Layout records
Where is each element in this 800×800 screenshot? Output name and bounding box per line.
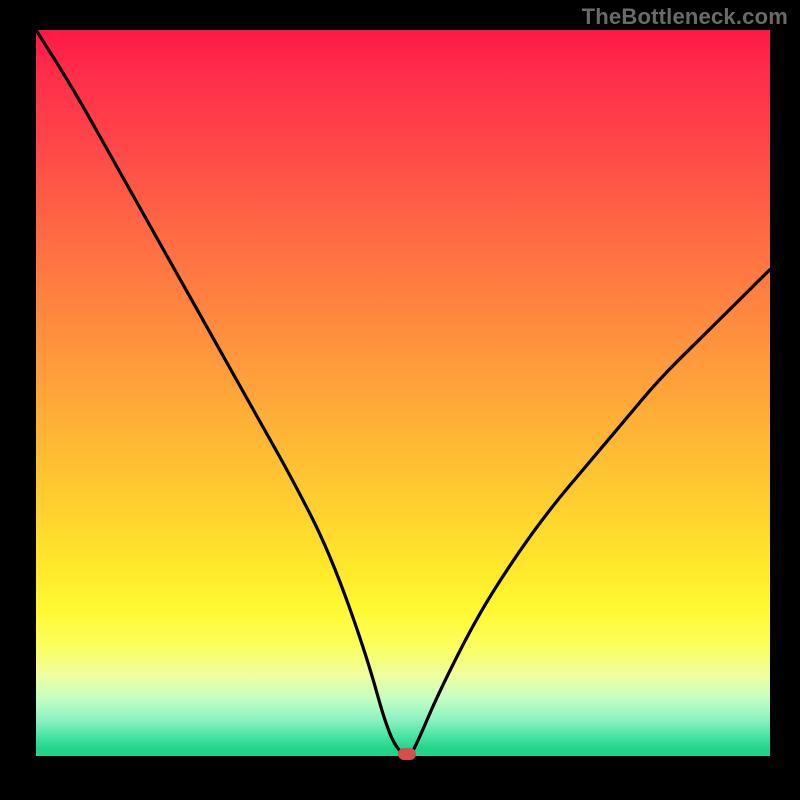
plot-area	[36, 30, 770, 756]
curve-path	[36, 30, 770, 756]
chart-frame: TheBottleneck.com	[0, 0, 800, 800]
bottleneck-curve	[36, 30, 770, 756]
watermark-text: TheBottleneck.com	[582, 4, 788, 30]
bottom-black-band	[0, 756, 800, 800]
minimum-marker	[398, 748, 416, 760]
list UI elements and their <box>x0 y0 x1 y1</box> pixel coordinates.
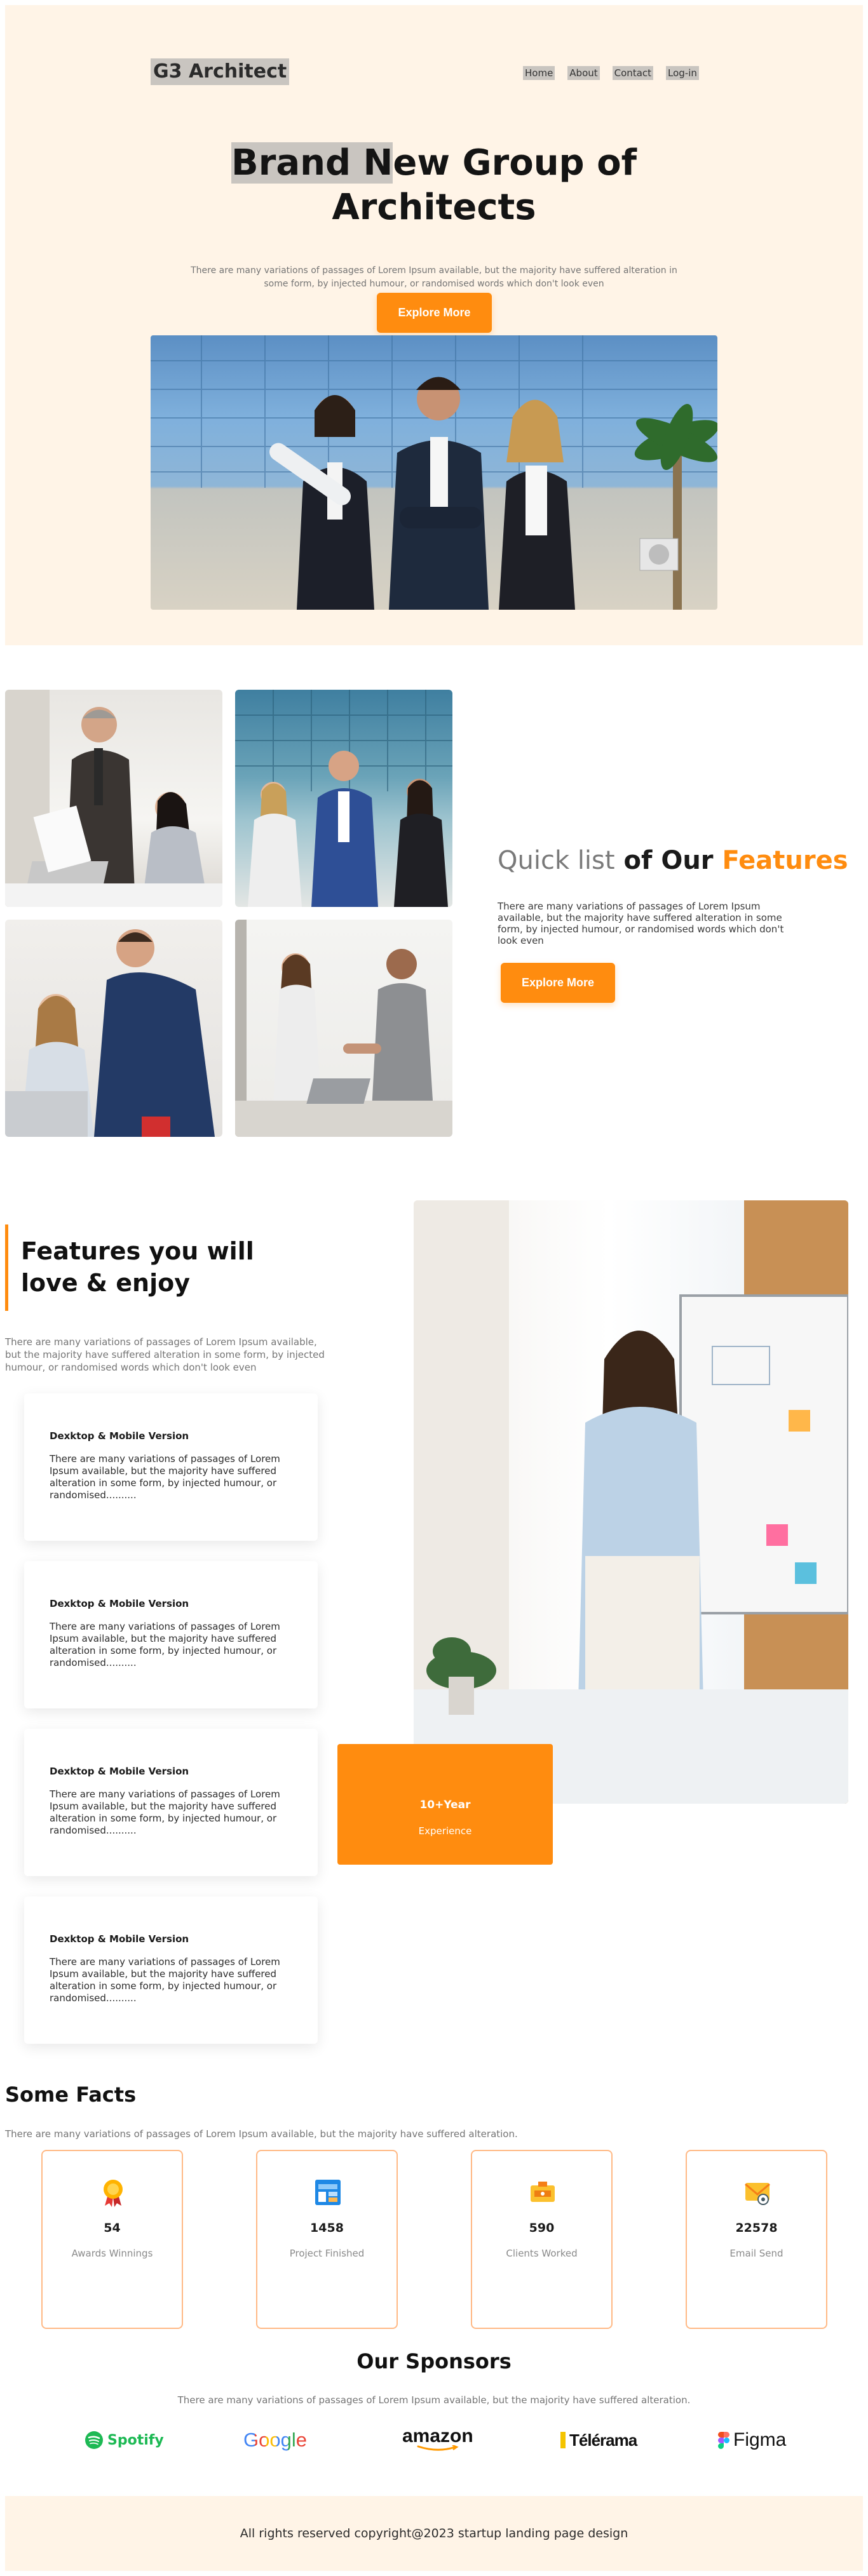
feature-card-text: There are many variations of passages of… <box>50 1788 280 1836</box>
quicklist-photo-laptop-illustration <box>5 929 215 1137</box>
feature-card: Dexktop & Mobile Version There are many … <box>24 1561 318 1708</box>
project-board-icon <box>315 2180 341 2205</box>
sponsor-name: Google <box>243 2429 307 2451</box>
site-logo[interactable]: G3 Architect <box>151 58 290 85</box>
fact-label: Email Send <box>729 2248 783 2259</box>
quicklist-photo-handshake <box>235 920 452 1137</box>
site-footer: All rights reserved copyright@2023 start… <box>5 2496 863 2571</box>
nav-home-link[interactable]: Home <box>523 66 555 80</box>
nav-login-link[interactable]: Log-in <box>666 66 699 80</box>
feature-card-title: Dexktop & Mobile Version <box>50 1766 189 1777</box>
main-nav: Home About Contact Log-in <box>523 66 699 80</box>
quicklist-title-part1: Quick list <box>498 846 615 875</box>
sponsor-logo-figma[interactable]: Figma <box>718 2427 786 2453</box>
nav-about-link[interactable]: About <box>567 66 600 80</box>
features-title: Features you will love & enjoy <box>21 1237 254 1297</box>
quicklist-photo-team-illustration <box>235 690 452 907</box>
features-subtitle: There are many variations of passages of… <box>5 1336 325 1373</box>
telerama-mark-icon <box>560 2432 566 2448</box>
quicklist-explore-button[interactable]: Explore More <box>501 963 615 1003</box>
feature-card-title: Dexktop & Mobile Version <box>50 1933 189 1945</box>
features-woman-photo-illustration <box>414 1200 848 1804</box>
hero-title-line2: Architects <box>332 187 536 228</box>
feature-card-title: Dexktop & Mobile Version <box>50 1598 189 1609</box>
feature-card: Dexktop & Mobile Version There are many … <box>24 1393 318 1541</box>
feature-card-text: There are many variations of passages of… <box>50 1453 280 1501</box>
feature-card-title: Dexktop & Mobile Version <box>50 1430 189 1442</box>
hero-section: G3 Architect Home About Contact Log-in B… <box>5 5 863 645</box>
footer-copyright: All rights reserved copyright@2023 start… <box>240 2526 628 2540</box>
feature-card: Dexktop & Mobile Version There are many … <box>24 1729 318 1876</box>
sponsor-name: Spotify <box>107 2432 164 2448</box>
features-woman-photo <box>414 1200 848 1804</box>
quicklist-photo-handshake-illustration <box>235 920 452 1137</box>
amazon-smile-icon <box>417 2445 459 2451</box>
fact-label: Project Finished <box>289 2248 365 2259</box>
features-accent-bar <box>5 1224 8 1311</box>
fact-number: 54 <box>104 2221 121 2235</box>
fact-number: 22578 <box>735 2221 778 2235</box>
quicklist-photo-meeting-illustration <box>5 690 222 907</box>
sponsor-logo-telerama[interactable]: Télérama <box>560 2427 637 2453</box>
hero-subtitle: There are many variations of passages of… <box>191 265 677 289</box>
hero-title: Brand New Group of Architects <box>5 141 863 230</box>
quicklist-description: There are many variations of passages of… <box>498 901 784 946</box>
quicklist-title: Quick list of Our Features <box>498 845 848 876</box>
quicklist-photo-meeting <box>5 690 222 907</box>
fact-label: Clients Worked <box>506 2248 578 2259</box>
experience-badge: 10+Year Experience <box>337 1744 553 1865</box>
facts-title: Some Facts <box>5 2083 137 2107</box>
fact-card-projects: 1458 Project Finished <box>256 2150 398 2329</box>
quicklist-title-part2: of Our <box>623 846 714 875</box>
hero-title-rest: ew Group of <box>393 142 637 184</box>
hero-title-highlight: Brand N <box>231 142 393 184</box>
quicklist-photo-laptop <box>5 920 222 1137</box>
quicklist-photo-team <box>235 690 452 907</box>
sponsor-name: Télérama <box>569 2430 637 2450</box>
fact-card-clients: 590 Clients Worked <box>471 2150 613 2329</box>
sponsor-logo-spotify[interactable]: Spotify <box>85 2427 164 2453</box>
feature-card-text: There are many variations of passages of… <box>50 1621 280 1668</box>
sponsor-name: Figma <box>733 2429 787 2450</box>
fact-number: 590 <box>529 2221 555 2235</box>
fact-card-emails: 22578 Email Send <box>686 2150 827 2329</box>
feature-card: Dexktop & Mobile Version There are many … <box>24 1896 318 2044</box>
fact-number: 1458 <box>310 2221 344 2235</box>
award-ribbon-icon <box>104 2180 123 2207</box>
facts-subtitle: There are many variations of passages of… <box>5 2128 518 2140</box>
sponsors-subtitle: There are many variations of passages of… <box>177 2394 691 2406</box>
hero-explore-button[interactable]: Explore More <box>377 293 492 333</box>
experience-label: Experience <box>418 1825 472 1837</box>
clients-badge-icon <box>531 2182 555 2202</box>
quicklist-title-part3: Features <box>722 846 848 875</box>
figma-icon <box>718 2431 729 2449</box>
hero-team-photo <box>151 335 717 610</box>
hero-photo-illustration <box>151 335 717 610</box>
sponsor-logo-amazon[interactable]: amazon <box>402 2427 473 2453</box>
sponsor-name: amazon <box>402 2425 473 2446</box>
nav-contact-link[interactable]: Contact <box>612 66 654 80</box>
sponsors-title: Our Sponsors <box>356 2349 512 2373</box>
experience-years: 10+Year <box>419 1799 471 1811</box>
spotify-icon <box>85 2431 103 2449</box>
email-envelope-icon <box>745 2183 770 2205</box>
fact-card-awards: 54 Awards Winnings <box>41 2150 183 2329</box>
feature-card-text: There are many variations of passages of… <box>50 1956 280 2004</box>
sponsor-logo-google[interactable]: Google <box>243 2427 307 2453</box>
fact-label: Awards Winnings <box>71 2248 153 2259</box>
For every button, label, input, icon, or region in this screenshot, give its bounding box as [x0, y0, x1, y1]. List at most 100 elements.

EXERCISE DIRECTIONS
Which lines of the entries above contain the string "Group", with case counting? Find and copy each one.

FINAL ANSWER
hero-title: Brand New Group of Architects <box>5 141 863 230</box>
hero-title-rest: ew Group of <box>393 142 637 184</box>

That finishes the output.